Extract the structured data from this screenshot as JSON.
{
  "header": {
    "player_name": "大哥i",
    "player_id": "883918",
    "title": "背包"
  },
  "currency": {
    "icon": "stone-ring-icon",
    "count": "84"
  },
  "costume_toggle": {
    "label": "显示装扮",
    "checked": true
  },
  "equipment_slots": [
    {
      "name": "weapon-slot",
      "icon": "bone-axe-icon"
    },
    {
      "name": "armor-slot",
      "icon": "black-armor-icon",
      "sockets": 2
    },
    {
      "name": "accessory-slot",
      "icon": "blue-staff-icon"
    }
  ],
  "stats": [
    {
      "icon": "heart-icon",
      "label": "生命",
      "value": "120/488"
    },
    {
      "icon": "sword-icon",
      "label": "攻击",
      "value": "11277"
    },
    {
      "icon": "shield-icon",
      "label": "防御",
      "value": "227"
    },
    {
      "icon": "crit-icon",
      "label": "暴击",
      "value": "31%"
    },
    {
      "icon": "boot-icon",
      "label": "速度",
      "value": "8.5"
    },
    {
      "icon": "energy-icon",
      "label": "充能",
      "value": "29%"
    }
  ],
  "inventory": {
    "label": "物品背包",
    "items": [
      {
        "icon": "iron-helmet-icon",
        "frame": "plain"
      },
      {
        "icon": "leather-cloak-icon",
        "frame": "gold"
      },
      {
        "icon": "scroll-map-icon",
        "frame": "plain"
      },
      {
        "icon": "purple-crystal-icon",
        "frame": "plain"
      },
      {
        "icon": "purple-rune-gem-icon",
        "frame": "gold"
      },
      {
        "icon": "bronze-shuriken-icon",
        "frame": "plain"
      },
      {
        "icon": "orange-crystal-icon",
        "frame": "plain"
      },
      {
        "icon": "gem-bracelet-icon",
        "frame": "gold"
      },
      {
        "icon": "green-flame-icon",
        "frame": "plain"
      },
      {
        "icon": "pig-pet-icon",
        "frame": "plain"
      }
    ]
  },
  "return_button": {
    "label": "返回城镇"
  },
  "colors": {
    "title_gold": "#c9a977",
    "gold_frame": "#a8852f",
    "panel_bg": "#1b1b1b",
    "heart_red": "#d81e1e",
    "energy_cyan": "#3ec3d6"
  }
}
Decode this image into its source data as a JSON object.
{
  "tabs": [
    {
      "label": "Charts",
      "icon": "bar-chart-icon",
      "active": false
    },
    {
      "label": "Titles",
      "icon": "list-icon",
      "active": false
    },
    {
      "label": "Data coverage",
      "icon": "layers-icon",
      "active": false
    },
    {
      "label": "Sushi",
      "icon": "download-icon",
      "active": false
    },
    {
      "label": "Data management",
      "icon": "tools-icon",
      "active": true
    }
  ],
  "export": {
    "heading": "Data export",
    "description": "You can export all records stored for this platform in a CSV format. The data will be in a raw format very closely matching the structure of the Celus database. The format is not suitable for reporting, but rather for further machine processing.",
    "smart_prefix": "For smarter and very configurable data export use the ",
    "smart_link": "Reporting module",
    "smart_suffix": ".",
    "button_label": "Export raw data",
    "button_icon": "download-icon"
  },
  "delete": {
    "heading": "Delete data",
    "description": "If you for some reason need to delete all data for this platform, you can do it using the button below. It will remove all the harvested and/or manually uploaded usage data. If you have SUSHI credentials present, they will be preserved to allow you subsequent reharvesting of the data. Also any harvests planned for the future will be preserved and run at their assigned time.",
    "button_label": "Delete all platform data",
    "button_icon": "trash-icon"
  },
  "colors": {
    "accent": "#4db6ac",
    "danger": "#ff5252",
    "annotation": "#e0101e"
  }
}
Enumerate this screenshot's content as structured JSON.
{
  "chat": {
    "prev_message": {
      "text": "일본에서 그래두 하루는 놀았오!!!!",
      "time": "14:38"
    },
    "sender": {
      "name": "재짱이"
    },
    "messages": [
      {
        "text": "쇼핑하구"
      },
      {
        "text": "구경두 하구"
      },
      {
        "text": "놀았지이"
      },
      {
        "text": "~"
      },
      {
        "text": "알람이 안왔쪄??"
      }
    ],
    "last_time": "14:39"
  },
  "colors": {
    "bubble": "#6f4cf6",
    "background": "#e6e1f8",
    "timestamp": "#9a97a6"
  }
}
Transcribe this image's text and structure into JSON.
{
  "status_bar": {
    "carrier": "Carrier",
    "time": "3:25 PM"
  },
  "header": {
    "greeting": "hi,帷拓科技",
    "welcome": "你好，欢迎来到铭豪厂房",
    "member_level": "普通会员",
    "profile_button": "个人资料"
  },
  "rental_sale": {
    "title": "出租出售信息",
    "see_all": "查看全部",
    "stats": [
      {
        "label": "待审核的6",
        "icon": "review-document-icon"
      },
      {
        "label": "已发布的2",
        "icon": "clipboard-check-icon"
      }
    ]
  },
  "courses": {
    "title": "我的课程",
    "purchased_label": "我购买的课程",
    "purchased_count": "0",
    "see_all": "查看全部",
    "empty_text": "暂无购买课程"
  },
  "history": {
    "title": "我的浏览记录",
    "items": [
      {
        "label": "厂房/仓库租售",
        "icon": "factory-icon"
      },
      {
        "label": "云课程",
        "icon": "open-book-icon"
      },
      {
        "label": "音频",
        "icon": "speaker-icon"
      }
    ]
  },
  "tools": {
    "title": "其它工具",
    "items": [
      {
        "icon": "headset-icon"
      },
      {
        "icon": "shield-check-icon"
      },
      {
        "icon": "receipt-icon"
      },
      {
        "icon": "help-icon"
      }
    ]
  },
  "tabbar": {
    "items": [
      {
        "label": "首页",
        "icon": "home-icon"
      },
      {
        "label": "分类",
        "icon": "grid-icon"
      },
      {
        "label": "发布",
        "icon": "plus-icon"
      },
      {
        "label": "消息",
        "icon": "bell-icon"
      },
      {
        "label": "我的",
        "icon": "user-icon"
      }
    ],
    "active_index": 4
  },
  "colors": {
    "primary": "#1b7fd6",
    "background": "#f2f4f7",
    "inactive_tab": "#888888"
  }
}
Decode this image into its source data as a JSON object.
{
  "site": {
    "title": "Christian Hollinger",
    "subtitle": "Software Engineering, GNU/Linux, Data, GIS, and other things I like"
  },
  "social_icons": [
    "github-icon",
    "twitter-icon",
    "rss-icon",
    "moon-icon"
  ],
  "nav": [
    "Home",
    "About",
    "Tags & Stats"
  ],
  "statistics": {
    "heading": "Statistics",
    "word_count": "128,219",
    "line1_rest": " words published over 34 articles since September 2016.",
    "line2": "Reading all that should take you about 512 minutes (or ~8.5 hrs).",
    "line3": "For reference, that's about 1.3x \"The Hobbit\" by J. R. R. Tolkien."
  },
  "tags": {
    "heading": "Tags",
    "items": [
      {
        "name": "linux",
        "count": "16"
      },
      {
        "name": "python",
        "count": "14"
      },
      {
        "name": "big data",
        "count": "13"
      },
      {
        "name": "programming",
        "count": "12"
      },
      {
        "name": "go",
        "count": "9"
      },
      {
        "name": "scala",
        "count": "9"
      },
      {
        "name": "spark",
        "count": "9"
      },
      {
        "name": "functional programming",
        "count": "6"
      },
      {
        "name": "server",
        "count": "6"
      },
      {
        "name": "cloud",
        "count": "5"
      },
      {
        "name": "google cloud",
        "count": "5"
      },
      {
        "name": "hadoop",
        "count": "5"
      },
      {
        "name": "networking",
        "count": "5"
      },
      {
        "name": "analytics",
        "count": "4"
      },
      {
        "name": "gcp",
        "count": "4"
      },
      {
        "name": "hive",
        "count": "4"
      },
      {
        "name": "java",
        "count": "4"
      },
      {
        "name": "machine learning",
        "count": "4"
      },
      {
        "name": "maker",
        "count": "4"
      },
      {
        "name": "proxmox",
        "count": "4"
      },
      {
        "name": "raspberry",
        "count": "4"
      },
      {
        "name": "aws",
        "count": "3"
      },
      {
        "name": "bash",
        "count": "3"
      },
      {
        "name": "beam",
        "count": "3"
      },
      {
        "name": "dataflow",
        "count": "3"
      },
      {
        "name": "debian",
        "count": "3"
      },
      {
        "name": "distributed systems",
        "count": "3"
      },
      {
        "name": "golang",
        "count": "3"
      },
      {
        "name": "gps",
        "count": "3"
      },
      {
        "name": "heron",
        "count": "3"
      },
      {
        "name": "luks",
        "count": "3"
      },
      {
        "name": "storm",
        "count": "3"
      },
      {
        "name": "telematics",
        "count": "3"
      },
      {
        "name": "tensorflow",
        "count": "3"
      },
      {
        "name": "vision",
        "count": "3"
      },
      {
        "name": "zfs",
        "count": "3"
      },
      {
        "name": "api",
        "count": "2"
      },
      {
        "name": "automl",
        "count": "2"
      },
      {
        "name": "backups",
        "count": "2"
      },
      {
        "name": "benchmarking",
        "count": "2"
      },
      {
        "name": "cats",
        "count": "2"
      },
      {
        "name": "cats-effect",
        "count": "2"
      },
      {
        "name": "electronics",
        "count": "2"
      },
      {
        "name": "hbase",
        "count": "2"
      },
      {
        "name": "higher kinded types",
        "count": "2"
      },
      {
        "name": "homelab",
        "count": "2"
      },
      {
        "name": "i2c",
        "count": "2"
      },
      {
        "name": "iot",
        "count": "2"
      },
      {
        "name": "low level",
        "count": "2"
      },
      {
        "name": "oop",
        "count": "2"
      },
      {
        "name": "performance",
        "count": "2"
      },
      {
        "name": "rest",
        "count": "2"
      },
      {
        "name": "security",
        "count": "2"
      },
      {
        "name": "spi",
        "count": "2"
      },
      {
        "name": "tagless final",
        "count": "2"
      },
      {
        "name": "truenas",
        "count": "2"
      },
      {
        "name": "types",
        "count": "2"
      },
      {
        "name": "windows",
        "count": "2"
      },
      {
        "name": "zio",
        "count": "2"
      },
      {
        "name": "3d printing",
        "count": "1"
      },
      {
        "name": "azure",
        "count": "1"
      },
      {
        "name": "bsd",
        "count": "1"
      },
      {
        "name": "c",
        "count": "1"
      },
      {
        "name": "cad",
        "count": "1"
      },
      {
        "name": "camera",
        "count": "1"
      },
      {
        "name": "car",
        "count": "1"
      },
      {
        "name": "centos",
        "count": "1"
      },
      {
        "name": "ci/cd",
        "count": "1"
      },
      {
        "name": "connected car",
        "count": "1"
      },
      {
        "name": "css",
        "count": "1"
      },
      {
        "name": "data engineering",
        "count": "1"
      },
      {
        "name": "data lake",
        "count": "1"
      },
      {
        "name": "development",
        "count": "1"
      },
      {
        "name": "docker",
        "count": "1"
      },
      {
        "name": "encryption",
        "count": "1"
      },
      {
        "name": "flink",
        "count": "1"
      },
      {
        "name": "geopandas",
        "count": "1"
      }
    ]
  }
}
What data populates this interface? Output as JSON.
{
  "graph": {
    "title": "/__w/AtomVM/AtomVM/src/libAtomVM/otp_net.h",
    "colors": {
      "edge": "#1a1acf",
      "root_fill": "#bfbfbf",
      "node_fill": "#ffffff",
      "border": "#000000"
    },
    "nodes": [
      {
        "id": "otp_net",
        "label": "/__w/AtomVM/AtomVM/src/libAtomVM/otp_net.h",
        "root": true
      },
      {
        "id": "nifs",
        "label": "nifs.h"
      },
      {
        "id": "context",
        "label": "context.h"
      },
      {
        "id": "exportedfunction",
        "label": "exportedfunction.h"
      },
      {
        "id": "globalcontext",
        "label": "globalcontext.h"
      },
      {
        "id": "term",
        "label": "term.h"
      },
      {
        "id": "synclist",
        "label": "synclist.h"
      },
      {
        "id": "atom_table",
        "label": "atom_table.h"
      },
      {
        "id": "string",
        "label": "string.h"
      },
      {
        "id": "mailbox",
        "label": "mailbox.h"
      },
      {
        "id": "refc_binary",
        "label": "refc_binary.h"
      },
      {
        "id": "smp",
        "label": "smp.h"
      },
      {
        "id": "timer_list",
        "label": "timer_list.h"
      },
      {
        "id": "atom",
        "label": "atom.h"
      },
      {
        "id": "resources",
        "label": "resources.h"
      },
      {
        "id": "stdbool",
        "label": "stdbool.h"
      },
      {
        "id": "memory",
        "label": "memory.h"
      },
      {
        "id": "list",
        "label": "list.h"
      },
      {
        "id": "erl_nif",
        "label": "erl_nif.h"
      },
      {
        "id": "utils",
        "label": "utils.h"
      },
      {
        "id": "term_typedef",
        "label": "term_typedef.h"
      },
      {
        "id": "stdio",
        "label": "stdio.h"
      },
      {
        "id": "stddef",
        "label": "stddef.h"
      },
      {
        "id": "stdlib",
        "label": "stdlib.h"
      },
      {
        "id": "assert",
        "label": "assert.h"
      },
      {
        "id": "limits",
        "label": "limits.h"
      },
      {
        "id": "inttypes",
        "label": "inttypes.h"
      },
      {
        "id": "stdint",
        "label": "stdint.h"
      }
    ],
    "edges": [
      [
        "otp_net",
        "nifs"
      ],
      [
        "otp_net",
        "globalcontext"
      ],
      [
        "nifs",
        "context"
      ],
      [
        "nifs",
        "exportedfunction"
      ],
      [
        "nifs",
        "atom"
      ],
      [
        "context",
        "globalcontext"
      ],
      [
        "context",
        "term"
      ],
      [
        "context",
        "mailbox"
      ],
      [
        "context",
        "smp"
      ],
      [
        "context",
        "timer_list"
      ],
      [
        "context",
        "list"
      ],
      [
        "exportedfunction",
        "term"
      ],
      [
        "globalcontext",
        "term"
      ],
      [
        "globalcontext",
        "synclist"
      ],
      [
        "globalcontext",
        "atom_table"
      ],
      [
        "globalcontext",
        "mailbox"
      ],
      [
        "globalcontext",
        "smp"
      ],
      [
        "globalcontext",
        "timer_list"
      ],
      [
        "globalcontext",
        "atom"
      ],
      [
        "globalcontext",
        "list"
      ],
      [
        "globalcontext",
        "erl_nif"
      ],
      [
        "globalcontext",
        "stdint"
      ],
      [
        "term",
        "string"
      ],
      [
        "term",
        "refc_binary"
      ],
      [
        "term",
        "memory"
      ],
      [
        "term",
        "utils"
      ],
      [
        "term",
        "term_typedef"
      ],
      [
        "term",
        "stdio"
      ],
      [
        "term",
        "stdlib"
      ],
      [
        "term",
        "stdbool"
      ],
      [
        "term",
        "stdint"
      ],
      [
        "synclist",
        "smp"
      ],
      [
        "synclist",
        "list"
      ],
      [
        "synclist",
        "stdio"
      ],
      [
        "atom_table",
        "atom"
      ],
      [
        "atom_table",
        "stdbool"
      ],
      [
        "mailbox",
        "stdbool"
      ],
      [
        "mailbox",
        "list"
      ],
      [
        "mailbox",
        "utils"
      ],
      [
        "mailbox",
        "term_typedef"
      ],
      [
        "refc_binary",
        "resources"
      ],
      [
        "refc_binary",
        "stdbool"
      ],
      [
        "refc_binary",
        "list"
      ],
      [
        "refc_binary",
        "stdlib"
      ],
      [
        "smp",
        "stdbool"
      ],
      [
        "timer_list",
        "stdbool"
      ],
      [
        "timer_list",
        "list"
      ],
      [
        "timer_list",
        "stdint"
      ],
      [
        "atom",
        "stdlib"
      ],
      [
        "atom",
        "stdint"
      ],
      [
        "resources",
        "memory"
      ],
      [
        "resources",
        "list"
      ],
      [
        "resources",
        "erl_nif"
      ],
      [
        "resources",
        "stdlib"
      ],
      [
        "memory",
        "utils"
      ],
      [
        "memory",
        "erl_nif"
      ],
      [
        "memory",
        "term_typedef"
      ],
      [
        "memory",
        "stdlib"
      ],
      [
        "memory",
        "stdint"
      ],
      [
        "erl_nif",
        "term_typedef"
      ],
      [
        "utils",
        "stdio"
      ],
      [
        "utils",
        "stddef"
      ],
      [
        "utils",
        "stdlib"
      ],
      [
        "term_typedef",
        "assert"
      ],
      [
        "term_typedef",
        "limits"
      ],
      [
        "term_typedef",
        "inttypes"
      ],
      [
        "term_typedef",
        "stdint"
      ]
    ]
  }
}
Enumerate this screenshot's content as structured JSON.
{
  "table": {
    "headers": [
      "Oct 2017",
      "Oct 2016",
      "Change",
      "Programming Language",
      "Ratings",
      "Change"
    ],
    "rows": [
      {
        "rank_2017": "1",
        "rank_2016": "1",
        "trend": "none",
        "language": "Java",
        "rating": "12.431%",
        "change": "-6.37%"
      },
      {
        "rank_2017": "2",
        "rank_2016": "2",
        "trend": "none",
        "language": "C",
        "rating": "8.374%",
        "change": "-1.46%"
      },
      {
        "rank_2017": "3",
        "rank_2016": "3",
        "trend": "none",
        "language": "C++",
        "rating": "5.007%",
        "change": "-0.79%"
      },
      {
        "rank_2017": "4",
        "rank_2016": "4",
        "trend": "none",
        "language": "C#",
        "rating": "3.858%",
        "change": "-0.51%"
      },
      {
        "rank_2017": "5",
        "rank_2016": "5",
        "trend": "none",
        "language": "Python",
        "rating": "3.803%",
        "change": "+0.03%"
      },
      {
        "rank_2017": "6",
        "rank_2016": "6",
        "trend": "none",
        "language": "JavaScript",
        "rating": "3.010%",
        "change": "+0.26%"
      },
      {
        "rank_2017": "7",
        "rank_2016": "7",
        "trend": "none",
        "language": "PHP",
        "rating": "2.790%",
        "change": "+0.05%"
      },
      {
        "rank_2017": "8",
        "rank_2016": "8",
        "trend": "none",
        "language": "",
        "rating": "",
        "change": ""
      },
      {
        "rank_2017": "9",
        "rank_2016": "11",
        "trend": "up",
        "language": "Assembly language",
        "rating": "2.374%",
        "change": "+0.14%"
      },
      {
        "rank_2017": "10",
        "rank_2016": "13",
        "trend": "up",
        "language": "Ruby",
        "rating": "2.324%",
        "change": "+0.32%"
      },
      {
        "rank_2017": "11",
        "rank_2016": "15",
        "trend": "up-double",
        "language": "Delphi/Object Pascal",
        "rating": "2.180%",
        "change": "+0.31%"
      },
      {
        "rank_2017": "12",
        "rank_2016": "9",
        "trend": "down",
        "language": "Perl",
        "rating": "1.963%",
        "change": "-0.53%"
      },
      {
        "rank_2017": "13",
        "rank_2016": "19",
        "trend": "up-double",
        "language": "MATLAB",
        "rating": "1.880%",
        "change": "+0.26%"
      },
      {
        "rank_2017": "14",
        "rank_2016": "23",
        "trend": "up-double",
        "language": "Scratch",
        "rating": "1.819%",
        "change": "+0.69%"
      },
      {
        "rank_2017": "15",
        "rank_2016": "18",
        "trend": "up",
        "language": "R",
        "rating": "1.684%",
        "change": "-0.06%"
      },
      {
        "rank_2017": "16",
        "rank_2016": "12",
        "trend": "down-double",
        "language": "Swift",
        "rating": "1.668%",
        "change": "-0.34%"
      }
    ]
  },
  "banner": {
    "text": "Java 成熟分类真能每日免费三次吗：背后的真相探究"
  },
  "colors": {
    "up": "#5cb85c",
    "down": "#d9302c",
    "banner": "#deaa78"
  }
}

> **Requirement**:
Locate the word "platform" in the entries, and copy every line where it is found.

> **Response to the exercise**:
    "description": "You can export all records stored for this platform in a CSV format. The data will be in a raw format very closely matching the structure of the Celus database. The format is not suitable for reporting, but rather for further machine processing.",
    "description": "If you for some reason need to delete all data for this platform, you can do it using the button below. It will remove all the harvested and/or manually uploaded usage data. If you have SUSHI credentials present, they will be preserved to allow you subsequent reharvesting of the data. Also any harvests planned for the future will be preserved and run at their assigned time.",
    "button_label": "Delete all platform data",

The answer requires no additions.